Materials provided:

****

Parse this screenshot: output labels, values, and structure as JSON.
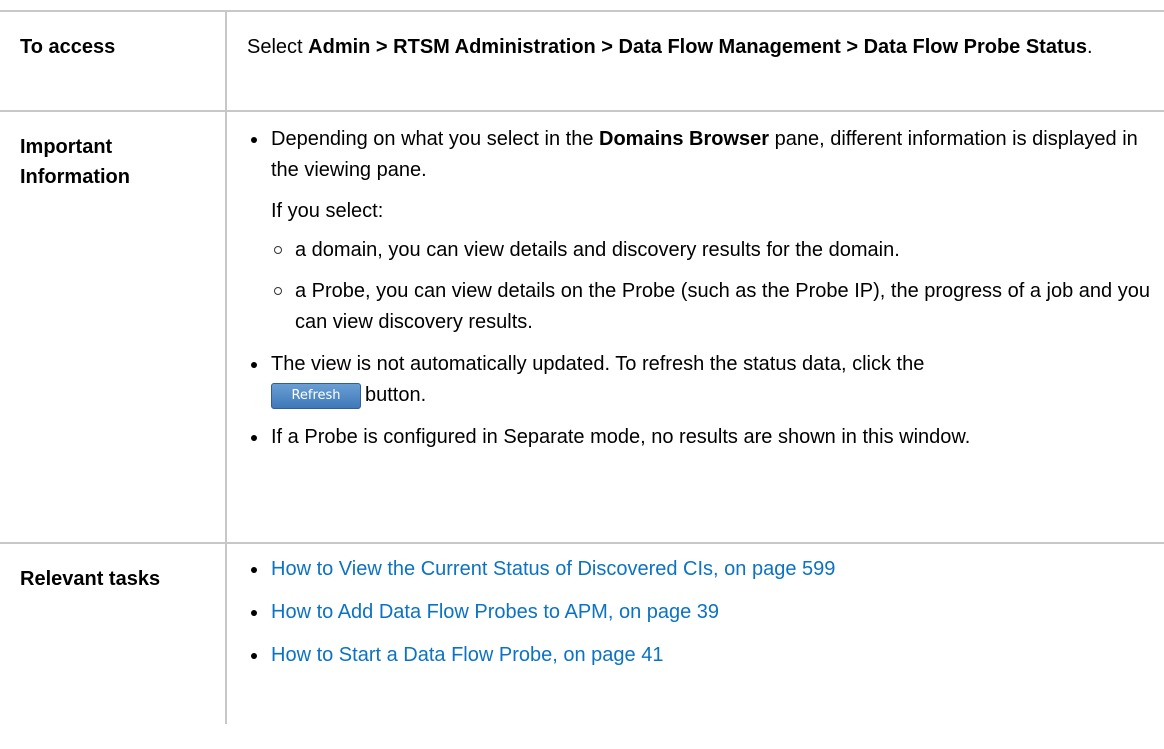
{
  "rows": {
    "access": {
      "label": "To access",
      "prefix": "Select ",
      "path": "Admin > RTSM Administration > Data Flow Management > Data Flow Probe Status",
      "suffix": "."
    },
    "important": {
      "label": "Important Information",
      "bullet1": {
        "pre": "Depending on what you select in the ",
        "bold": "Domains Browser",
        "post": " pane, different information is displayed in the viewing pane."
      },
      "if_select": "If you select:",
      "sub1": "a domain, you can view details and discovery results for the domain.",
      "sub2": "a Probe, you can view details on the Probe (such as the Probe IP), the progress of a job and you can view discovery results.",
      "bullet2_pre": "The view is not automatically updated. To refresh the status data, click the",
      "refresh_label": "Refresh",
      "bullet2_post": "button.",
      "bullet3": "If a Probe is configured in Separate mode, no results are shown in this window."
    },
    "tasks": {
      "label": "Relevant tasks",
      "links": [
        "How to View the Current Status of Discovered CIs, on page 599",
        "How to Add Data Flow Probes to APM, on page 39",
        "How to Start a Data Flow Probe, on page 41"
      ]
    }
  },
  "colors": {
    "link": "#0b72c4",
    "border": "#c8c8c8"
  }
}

****

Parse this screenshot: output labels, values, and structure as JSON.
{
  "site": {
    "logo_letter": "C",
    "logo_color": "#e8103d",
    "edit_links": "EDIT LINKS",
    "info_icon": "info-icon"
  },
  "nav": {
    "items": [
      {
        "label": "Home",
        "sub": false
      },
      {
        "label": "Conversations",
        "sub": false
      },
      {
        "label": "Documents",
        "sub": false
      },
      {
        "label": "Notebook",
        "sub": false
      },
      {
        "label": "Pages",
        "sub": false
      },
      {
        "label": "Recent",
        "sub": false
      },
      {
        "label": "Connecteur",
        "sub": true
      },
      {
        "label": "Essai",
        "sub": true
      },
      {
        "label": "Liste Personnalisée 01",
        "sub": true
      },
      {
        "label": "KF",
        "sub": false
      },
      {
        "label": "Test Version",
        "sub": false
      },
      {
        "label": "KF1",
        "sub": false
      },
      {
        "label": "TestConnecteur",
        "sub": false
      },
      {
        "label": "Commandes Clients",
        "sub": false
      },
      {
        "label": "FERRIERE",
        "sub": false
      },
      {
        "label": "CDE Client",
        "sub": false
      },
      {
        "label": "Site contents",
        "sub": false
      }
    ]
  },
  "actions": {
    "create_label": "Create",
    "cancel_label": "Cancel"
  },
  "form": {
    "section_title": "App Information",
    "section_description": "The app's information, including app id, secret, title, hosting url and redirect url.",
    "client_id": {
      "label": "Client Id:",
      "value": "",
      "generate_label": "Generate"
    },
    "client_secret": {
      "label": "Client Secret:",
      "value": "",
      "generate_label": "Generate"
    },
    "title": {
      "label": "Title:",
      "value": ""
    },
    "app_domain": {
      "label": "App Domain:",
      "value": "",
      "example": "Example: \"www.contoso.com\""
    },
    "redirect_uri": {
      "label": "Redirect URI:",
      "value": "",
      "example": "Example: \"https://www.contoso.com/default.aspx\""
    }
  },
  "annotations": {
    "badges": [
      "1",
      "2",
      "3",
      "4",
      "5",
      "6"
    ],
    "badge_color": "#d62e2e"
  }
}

****

For the listing above, identify each line bearing "contoso".

      "example": "Example: \"www.contoso.com\""
      "example": "Example: \"https://www.contoso.com/default.aspx\""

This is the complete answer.